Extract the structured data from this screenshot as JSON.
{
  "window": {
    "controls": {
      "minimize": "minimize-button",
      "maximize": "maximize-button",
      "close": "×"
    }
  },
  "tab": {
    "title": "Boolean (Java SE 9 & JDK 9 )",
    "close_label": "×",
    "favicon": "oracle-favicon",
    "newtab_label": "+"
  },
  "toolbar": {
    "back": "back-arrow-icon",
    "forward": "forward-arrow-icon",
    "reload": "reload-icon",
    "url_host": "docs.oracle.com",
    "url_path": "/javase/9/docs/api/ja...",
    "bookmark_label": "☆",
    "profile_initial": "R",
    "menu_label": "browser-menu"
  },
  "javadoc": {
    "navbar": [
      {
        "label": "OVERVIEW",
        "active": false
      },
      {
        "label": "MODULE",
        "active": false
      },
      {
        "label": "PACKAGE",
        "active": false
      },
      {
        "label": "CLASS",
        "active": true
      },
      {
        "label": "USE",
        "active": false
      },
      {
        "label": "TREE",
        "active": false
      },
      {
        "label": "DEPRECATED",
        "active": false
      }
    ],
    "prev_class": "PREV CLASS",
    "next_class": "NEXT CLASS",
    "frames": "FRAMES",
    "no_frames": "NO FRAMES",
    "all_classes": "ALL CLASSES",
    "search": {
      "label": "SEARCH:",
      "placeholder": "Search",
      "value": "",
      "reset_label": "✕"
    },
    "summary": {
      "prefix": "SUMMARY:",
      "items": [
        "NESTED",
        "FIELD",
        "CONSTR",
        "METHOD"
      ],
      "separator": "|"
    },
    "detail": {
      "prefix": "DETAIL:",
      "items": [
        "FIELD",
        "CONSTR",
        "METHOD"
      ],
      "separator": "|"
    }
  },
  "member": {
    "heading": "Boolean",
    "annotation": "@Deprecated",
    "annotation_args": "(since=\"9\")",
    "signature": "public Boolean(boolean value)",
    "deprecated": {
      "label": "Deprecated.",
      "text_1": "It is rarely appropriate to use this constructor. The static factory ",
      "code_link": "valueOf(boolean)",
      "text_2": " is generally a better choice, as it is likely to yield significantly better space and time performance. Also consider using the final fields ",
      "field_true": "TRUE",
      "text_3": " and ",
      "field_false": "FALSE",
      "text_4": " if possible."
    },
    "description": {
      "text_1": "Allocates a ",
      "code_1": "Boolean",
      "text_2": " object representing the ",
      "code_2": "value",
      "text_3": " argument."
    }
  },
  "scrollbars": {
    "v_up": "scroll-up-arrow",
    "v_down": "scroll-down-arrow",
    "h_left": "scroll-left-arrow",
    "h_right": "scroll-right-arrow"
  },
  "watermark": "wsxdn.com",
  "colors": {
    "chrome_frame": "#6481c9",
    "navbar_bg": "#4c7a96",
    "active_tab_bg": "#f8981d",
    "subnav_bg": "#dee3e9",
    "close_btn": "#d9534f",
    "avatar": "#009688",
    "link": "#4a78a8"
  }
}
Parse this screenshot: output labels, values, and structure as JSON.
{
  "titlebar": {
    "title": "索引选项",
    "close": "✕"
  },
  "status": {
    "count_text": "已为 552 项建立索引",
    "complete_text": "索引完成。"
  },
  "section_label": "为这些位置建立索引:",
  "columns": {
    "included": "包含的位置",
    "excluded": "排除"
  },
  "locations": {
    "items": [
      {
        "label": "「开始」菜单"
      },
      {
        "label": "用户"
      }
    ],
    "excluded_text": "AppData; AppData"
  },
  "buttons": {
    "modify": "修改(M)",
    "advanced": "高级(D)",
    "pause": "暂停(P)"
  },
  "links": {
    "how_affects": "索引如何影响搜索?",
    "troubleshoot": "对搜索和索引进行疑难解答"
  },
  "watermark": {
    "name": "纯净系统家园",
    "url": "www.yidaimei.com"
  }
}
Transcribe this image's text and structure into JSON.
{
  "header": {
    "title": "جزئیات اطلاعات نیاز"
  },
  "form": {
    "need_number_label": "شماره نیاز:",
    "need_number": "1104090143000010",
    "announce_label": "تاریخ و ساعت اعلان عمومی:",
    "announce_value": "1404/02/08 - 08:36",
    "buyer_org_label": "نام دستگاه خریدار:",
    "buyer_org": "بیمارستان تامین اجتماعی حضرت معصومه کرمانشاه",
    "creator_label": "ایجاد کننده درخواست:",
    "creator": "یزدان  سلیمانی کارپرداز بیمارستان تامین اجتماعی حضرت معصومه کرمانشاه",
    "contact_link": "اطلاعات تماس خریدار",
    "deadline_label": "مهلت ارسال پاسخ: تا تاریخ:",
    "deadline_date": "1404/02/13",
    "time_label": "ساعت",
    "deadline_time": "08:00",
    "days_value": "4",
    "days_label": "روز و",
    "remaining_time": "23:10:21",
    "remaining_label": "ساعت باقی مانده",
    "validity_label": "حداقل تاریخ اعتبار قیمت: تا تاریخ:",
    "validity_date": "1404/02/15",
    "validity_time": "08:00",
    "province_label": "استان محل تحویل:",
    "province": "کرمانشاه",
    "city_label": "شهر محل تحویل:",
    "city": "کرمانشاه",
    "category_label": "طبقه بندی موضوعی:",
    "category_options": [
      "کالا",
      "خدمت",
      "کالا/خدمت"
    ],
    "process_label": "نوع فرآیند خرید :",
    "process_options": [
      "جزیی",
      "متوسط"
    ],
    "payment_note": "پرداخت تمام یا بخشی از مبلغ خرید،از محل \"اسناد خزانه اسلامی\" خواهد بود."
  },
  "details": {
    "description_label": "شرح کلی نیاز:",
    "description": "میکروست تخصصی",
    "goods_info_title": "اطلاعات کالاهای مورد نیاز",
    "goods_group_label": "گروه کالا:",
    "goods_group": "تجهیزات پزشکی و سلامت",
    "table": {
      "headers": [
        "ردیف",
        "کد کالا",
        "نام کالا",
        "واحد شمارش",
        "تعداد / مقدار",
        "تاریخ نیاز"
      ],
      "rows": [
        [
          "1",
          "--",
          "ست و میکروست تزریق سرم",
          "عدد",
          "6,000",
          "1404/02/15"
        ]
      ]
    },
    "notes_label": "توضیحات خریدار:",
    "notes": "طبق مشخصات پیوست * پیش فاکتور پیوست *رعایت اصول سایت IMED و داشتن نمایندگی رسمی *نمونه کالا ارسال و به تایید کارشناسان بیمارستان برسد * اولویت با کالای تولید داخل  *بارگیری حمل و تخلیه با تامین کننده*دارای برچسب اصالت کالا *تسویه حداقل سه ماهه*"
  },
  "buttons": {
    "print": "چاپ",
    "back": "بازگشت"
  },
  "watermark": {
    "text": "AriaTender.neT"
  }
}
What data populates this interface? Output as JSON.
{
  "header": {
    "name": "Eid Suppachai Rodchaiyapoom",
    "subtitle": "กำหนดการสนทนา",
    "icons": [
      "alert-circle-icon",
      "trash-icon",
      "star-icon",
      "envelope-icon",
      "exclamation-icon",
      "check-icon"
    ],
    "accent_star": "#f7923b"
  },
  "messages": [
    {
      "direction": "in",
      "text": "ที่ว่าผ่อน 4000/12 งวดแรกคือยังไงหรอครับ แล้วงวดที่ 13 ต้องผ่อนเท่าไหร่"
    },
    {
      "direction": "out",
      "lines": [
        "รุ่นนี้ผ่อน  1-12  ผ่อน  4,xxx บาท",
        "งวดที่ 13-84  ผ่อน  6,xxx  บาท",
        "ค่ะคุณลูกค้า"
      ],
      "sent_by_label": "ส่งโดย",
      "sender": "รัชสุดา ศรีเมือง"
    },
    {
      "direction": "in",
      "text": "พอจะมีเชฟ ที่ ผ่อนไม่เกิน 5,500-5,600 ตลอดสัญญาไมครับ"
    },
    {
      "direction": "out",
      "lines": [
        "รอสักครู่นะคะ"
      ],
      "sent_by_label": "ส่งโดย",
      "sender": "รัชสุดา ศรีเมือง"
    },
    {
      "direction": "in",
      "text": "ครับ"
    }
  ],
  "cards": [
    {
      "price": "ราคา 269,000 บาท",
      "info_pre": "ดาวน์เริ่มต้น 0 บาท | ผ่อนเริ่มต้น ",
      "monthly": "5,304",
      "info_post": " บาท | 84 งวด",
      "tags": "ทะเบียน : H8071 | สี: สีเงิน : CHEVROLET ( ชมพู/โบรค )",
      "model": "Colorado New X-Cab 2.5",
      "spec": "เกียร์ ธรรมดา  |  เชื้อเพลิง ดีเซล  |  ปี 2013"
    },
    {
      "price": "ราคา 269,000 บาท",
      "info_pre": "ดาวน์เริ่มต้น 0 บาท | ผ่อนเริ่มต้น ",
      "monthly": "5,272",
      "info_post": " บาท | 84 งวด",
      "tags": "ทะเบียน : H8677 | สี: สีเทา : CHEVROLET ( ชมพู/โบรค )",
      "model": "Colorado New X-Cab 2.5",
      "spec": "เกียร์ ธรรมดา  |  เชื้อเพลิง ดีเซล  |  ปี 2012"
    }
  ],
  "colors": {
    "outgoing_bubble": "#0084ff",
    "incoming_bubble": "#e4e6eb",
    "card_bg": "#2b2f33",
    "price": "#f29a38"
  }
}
---*---
* [WHAT IS REQUIRED]: Go through the records and copy each line with "میکروست" in it.

* [WRITTEN RESPONSE]:
    "description": "میکروست تخصصی",
          "ست و میکروست تزریق سرم",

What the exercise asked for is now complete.